* Begin Data to use *

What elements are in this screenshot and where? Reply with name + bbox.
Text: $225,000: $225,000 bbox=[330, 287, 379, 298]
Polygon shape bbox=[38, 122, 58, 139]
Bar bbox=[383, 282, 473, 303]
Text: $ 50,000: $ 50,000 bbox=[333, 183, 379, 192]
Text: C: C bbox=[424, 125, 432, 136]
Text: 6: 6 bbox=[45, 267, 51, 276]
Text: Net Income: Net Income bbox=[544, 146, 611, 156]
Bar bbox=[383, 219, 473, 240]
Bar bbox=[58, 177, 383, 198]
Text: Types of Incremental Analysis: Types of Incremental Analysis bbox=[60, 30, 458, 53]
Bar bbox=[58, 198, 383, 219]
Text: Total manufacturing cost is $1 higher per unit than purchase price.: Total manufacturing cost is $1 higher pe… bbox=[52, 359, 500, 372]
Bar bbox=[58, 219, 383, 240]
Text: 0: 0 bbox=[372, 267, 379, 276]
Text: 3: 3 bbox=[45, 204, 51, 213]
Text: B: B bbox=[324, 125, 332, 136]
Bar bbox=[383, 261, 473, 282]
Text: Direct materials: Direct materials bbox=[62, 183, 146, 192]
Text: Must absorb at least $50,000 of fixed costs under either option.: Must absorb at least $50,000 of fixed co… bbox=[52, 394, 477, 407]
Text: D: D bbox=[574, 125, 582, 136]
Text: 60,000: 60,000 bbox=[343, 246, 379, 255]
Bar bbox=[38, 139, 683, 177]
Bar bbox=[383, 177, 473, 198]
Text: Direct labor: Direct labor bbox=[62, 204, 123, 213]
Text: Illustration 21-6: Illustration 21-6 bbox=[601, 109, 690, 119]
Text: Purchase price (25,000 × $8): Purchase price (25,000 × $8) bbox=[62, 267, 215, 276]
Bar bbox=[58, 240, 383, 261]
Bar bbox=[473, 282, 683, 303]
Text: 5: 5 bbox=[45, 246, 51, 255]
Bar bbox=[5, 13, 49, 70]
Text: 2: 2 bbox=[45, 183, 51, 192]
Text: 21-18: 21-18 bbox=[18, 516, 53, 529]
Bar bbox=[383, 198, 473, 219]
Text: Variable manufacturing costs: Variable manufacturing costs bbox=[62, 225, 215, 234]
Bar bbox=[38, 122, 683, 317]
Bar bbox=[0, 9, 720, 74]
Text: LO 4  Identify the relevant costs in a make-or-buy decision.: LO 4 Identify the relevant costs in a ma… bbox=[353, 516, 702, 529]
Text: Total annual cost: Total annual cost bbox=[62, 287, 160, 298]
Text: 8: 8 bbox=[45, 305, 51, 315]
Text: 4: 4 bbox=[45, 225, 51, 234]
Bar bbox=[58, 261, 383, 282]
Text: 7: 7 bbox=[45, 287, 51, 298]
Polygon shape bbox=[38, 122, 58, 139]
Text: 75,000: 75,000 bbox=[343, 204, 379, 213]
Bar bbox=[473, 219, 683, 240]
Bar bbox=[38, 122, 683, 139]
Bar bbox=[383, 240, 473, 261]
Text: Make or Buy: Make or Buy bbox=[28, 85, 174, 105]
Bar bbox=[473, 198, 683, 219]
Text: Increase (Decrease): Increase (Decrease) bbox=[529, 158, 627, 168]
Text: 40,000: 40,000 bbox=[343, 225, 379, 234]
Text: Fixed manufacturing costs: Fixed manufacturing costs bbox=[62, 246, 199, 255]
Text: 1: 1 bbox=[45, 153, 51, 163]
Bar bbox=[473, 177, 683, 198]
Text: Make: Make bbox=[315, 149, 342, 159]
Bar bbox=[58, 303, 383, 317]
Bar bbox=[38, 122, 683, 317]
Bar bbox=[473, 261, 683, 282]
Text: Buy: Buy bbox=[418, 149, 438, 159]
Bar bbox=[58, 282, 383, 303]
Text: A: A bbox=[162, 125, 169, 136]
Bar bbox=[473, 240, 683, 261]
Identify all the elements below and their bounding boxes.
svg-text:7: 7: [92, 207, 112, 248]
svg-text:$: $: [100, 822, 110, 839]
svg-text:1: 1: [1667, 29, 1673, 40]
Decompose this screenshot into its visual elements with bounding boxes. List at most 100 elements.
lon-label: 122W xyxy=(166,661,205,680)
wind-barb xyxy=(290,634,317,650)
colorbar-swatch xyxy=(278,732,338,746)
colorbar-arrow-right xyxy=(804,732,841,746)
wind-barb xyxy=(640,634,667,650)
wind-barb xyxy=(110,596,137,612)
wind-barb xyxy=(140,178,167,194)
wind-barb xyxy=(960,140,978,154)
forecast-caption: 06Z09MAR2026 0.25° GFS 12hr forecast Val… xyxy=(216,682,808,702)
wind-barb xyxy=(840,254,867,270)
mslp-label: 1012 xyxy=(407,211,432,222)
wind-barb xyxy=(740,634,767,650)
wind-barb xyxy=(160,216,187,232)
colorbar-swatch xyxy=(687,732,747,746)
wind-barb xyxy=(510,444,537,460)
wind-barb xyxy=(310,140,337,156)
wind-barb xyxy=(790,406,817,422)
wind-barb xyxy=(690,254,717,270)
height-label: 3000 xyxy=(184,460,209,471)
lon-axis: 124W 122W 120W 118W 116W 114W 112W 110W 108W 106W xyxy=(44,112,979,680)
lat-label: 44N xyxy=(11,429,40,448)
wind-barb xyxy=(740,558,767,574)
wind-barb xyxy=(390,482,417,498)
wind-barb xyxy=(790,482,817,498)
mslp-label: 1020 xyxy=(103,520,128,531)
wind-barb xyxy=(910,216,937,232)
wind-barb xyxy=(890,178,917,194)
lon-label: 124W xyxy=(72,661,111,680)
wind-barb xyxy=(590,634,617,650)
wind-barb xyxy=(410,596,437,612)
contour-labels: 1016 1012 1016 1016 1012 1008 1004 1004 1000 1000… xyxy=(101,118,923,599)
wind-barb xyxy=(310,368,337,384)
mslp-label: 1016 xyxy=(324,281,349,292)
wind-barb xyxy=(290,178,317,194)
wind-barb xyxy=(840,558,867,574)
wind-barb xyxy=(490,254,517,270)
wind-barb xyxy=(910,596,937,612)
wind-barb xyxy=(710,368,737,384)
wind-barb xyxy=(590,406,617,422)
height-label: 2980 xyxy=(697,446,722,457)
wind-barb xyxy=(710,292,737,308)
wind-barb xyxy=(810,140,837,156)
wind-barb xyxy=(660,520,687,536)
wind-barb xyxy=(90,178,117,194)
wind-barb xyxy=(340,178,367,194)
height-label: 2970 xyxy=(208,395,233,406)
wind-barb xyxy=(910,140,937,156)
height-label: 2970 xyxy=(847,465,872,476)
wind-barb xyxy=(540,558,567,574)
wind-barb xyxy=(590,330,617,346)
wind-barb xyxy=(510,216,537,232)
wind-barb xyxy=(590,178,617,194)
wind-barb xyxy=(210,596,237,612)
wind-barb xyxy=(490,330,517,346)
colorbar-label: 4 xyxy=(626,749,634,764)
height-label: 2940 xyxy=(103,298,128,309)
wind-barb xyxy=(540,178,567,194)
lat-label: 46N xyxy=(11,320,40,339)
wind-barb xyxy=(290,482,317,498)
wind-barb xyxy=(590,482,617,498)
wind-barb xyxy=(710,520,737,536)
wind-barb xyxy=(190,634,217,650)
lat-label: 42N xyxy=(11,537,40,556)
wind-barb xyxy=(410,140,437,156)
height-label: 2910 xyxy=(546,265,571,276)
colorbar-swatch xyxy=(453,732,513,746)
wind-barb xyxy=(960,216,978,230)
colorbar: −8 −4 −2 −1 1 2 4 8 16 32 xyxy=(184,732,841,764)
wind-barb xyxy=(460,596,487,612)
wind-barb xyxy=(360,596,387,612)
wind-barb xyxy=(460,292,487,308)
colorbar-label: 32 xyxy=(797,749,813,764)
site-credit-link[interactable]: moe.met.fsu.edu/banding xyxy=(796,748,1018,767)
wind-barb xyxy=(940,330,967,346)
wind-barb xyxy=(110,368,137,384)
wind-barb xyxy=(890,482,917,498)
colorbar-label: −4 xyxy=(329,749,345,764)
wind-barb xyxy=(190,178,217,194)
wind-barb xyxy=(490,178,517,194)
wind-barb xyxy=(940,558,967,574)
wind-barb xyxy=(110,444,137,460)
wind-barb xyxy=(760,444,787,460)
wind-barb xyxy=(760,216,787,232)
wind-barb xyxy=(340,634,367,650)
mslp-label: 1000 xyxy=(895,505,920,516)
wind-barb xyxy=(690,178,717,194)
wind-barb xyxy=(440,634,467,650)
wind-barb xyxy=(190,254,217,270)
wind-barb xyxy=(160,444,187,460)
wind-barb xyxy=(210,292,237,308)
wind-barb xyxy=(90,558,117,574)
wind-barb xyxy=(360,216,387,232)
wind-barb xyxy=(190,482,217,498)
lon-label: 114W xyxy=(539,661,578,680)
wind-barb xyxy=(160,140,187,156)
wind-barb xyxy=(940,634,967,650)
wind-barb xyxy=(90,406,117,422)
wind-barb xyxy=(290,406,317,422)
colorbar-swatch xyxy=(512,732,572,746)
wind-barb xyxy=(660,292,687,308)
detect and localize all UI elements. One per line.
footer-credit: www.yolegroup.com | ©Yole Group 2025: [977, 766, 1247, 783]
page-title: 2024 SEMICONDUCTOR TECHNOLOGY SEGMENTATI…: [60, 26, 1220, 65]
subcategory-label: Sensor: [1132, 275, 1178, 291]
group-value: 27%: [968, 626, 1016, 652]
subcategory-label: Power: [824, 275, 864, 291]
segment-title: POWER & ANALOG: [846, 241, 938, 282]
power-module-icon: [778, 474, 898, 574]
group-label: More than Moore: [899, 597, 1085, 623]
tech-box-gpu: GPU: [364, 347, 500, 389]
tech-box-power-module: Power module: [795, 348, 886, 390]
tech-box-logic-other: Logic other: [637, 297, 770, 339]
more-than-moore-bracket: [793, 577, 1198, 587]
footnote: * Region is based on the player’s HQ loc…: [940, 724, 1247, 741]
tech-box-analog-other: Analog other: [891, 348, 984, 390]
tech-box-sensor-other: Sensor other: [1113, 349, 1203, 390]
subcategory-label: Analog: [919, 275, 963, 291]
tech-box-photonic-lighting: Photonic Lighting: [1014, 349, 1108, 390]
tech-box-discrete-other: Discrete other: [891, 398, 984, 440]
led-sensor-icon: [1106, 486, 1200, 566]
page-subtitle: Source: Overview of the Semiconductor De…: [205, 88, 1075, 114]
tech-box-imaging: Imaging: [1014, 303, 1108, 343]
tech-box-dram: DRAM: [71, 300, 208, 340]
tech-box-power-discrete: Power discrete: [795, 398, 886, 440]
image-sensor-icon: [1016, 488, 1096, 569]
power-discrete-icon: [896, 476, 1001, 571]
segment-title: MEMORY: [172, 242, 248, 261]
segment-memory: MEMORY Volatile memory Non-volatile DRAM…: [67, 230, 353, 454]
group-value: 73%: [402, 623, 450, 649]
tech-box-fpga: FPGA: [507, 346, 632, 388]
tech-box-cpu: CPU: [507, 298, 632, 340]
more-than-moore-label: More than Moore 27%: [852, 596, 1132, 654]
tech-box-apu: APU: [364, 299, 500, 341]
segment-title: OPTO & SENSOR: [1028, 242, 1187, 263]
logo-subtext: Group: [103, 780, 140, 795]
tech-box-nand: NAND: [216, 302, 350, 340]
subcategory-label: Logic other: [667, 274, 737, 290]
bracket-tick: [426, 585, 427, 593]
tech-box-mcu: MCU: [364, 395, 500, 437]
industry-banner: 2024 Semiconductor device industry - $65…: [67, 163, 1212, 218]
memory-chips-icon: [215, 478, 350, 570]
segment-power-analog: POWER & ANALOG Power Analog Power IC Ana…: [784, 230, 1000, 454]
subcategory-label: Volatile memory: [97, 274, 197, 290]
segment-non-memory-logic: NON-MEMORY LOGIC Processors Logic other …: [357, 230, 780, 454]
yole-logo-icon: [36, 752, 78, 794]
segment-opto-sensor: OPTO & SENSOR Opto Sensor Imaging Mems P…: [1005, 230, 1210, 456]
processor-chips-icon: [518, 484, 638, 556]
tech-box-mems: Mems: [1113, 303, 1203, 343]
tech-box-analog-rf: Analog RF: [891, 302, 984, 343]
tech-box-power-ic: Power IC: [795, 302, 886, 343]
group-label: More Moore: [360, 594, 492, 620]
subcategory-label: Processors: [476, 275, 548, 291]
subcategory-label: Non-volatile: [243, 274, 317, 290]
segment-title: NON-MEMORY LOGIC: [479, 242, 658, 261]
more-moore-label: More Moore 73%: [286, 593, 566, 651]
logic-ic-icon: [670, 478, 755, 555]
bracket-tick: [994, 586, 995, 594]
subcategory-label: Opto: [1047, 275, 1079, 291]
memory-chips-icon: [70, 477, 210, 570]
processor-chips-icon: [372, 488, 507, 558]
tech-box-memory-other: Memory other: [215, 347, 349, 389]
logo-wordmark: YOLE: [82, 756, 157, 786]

* End Data to use *

State how many lines in the records contain the word "Identify". Give only the number.

2